Exercise brief: Could you copy the passage of the vaccine rollout report from "He said he would" to "and Drug Administration." word for word?

Go, a former aide of President Rodrigo Duterte, said Galvez will get vaccinated at the University of the Philippines-Philippine General Hospital (PGH) while Duque will get vaccinated at the Lung Center of the Philippines.
The first batch of 600,000 doses of Sinovac vaccines donated by the Chinese government arrived in the country Sunday afternoon.
“They’ll be first in line to show the public that we need to trust the government and what the government is doing,” Go said of Duque and Galvez.
He said he would get vaccinated along with President Duterte.
“We will get vaccinated at the same time. I’m only waiting for the decision of his doctor on what’s the most suitable vaccine for his health, for his age. He’s turning 76 on March 28,” he said in Filipino during a radio interview.
On Feb. 22, presidential spokesman Harry Roque said the President prefers to get inoculated with a vaccine developed by state-run pharmaceutical company Sinopharm.
He said Duterte is qualified to receive vaccine shots from Sinopharm under the compassionate use license since he is the commander-in-chief of the military.
Sinopharm has yet to secure an emergency use authorization from the Food and Drug Administration.
The Philippine College of Physicians (PCP), meanwhile, welcomed reports that doses of the AstraZeneca vaccine were scheduled to arrive Monday so that health workers would have a choice of vaccines to use.
The relief was premature, however, as both Duque and Galvez later said the AstraZeneca vaccines would be delayed by a week because of supply problems.
Doctors from PGH on Saturday said the Sinovac vaccine should undergo further appraisal before being administered to health care workers.
The PGH Physician’s Association said the appraisal should be done by the Health Technology Assessment Council (HTAC), an advisory body to the Health Department and PhilHealth, to facilitate informed decision-making.
“We recognize the efforts of the PGH administration in hastening the vaccination process for its constituents. However, the vaccination plan should have been handled with more prudence and transparency,” the association said in a statement.
The group said the supposed inoculation using Sinovac was met with a “sweeping disapproval rate of 95 percent” among PGH residents and fellows.

Data:
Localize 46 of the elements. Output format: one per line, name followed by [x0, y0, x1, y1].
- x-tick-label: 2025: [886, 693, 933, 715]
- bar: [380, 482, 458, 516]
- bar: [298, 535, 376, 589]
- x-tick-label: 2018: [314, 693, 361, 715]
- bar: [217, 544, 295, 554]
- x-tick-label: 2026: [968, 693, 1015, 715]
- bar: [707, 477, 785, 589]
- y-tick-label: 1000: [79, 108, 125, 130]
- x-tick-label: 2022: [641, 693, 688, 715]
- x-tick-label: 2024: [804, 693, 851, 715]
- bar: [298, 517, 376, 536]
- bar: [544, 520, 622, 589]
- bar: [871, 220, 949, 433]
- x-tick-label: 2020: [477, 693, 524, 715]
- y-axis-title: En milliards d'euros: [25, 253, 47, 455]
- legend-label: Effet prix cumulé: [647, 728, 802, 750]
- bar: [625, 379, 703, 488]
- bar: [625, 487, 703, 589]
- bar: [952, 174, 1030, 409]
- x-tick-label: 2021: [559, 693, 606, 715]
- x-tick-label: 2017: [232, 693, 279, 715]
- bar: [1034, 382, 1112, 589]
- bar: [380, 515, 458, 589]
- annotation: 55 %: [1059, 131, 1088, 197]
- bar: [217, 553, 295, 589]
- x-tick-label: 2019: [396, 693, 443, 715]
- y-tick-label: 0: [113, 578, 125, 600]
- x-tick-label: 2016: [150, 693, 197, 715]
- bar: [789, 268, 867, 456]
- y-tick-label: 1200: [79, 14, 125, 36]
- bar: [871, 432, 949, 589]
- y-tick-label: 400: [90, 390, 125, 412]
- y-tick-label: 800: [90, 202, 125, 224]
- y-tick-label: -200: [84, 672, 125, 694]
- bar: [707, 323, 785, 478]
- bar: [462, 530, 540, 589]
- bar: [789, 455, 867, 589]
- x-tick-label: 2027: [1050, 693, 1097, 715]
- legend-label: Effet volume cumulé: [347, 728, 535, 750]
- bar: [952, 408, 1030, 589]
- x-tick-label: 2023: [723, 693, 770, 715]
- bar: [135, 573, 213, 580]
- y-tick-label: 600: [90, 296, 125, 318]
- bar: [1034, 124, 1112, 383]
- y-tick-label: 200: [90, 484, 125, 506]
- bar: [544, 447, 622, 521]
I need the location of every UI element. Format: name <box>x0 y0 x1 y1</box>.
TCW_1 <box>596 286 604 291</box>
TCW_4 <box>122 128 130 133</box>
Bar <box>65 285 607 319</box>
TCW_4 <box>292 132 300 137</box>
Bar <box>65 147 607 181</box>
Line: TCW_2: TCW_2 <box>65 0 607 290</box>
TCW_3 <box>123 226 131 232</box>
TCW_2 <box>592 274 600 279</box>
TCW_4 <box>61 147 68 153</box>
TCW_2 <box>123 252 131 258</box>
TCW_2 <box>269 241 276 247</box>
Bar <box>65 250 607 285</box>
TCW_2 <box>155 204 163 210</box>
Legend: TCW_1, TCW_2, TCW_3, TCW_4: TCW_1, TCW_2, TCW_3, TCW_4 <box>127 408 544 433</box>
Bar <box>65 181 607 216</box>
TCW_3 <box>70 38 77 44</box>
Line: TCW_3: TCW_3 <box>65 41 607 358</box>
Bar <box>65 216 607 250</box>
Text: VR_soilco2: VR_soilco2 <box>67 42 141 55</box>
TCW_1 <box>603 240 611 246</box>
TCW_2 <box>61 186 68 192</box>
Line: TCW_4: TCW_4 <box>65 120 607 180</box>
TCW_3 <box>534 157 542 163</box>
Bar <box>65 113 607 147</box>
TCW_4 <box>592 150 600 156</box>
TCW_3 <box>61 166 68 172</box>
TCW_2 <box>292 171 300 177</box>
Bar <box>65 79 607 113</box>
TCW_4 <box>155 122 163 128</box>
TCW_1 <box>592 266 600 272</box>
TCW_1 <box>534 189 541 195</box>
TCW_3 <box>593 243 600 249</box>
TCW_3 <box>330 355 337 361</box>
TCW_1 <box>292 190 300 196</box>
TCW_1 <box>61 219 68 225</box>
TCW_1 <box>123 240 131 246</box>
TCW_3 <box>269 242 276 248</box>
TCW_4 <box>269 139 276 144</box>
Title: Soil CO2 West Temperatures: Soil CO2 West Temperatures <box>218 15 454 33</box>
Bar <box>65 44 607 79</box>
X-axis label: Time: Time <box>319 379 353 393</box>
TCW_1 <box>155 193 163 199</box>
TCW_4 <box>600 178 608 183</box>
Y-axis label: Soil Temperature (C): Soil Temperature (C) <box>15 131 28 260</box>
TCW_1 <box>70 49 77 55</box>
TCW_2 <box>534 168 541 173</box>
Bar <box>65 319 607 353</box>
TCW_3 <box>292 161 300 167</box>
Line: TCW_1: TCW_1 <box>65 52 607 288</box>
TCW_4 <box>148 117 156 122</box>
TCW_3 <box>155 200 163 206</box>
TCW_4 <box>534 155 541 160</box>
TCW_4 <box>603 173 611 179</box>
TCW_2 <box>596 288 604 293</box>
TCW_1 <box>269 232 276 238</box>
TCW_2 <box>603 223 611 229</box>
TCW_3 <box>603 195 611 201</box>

Response area:
He said he would get vaccinated along with President Duterte.
“We will get vaccinated at the same time. I’m only waiting for the decision of his doctor on what’s the most suitable vaccine for his health, for his age. He’s turning 76 on March 28,” he said in Filipino during a radio interview.
On Feb. 22, presidential spokesman Harry Roque said the President prefers to get inoculated with a vaccine developed by state-run pharmaceutical company Sinopharm.
He said Duterte is qualified to receive vaccine shots from Sinopharm under the compassionate use license since he is the commander-in-chief of the military.
Sinopharm has yet to secure an emergency use authorization from the Food and Drug Administration.